• Input rows:

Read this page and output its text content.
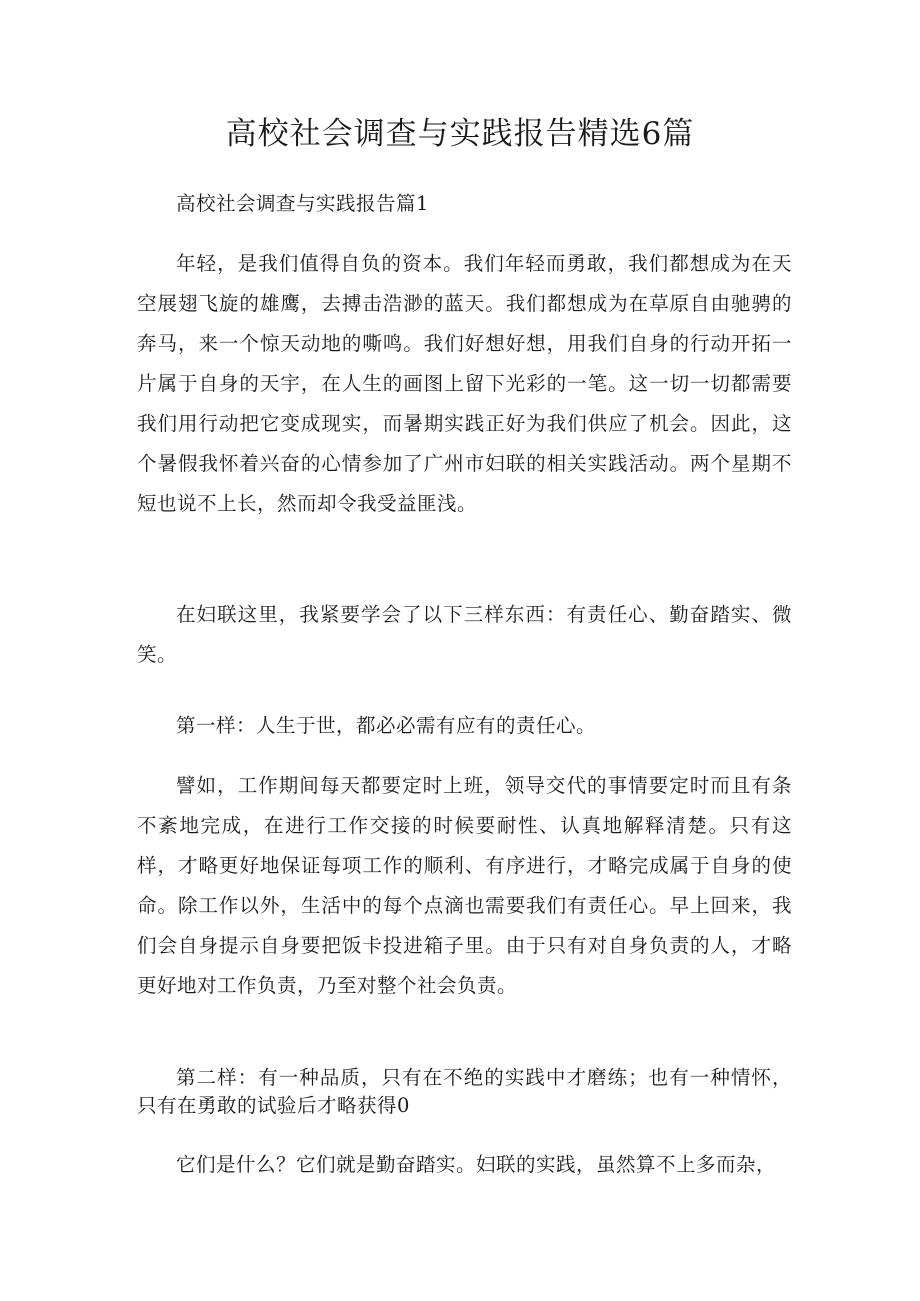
高校社会调查与实践报告精选6篇
高校社会调查与实践报告篇1
年轻，是我们值得自负的资本。我们年轻而勇敢，我们都想成为在天空展翅飞旋的雄鹰，去搏击浩渺的蓝天。我们都想成为在草原自由驰骋的奔马，来一个惊天动地的嘶鸣。我们好想好想，用我们自身的行动开拓一片属于自身的天宇，在人生的画图上留下光彩的一笔。这一切一切都需要我们用行动把它变成现实，而暑期实践正好为我们供应了机会。因此，这个暑假我怀着兴奋的心情参加了广州市妇联的相关实践活动。两个星期不短也说不上长，然而却令我受益匪浅。
在妇联这里，我紧要学会了以下三样东西：有责任心、勤奋踏实、微笑。
第一样：人生于世，都必必需有应有的责任心。
譬如，工作期间每天都要定时上班，领导交代的事情要定时而且有条不紊地完成，在进行工作交接的时候要耐性、认真地解释清楚。只有这样，才略更好地保证每项工作的顺利、有序进行，才略完成属于自身的使命。除工作以外，生活中的每个点滴也需要我们有责任心。早上回来，我们会自身提示自身要把饭卡投进箱子里。由于只有对自身负责的人，才略更好地对工作负责，乃至对整个社会负责。
第二样：有一种品质，只有在不绝的实践中才磨练；也有一种情怀，只有在勇敢的试验后才略获得0
它们是什么？它们就是勤奋踏实。妇联的实践，虽然算不上多而杂，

• What the task requires:
The records above are to be reproduced exactly; the pictures are to be left out.

• Exercise solution:
Read this page and output its text content.
高校社会调查与实践报告精选6篇
高校社会调查与实践报告篇1
年轻，是我们值得自负的资本。我们年轻而勇敢，我们都想成为在天空展翅飞旋的雄鹰，去搏击浩渺的蓝天。我们都想成为在草原自由驰骋的奔马，来一个惊天动地的嘶鸣。我们好想好想，用我们自身的行动开拓一片属于自身的天宇，在人生的画图上留下光彩的一笔。这一切一切都需要我们用行动把它变成现实，而暑期实践正好为我们供应了机会。因此，这个暑假我怀着兴奋的心情参加了广州市妇联的相关实践活动。两个星期不短也说不上长，然而却令我受益匪浅。
在妇联这里，我紧要学会了以下三样东西：有责任心、勤奋踏实、微笑。
第一样：人生于世，都必必需有应有的责任心。
譬如，工作期间每天都要定时上班，领导交代的事情要定时而且有条不紊地完成，在进行工作交接的时候要耐性、认真地解释清楚。只有这样，才略更好地保证每项工作的顺利、有序进行，才略完成属于自身的使命。除工作以外，生活中的每个点滴也需要我们有责任心。早上回来，我们会自身提示自身要把饭卡投进箱子里。由于只有对自身负责的人，才略更好地对工作负责，乃至对整个社会负责。
第二样：有一种品质，只有在不绝的实践中才磨练；也有一种情怀，只有在勇敢的试验后才略获得0
它们是什么？它们就是勤奋踏实。妇联的实践，虽然算不上多而杂，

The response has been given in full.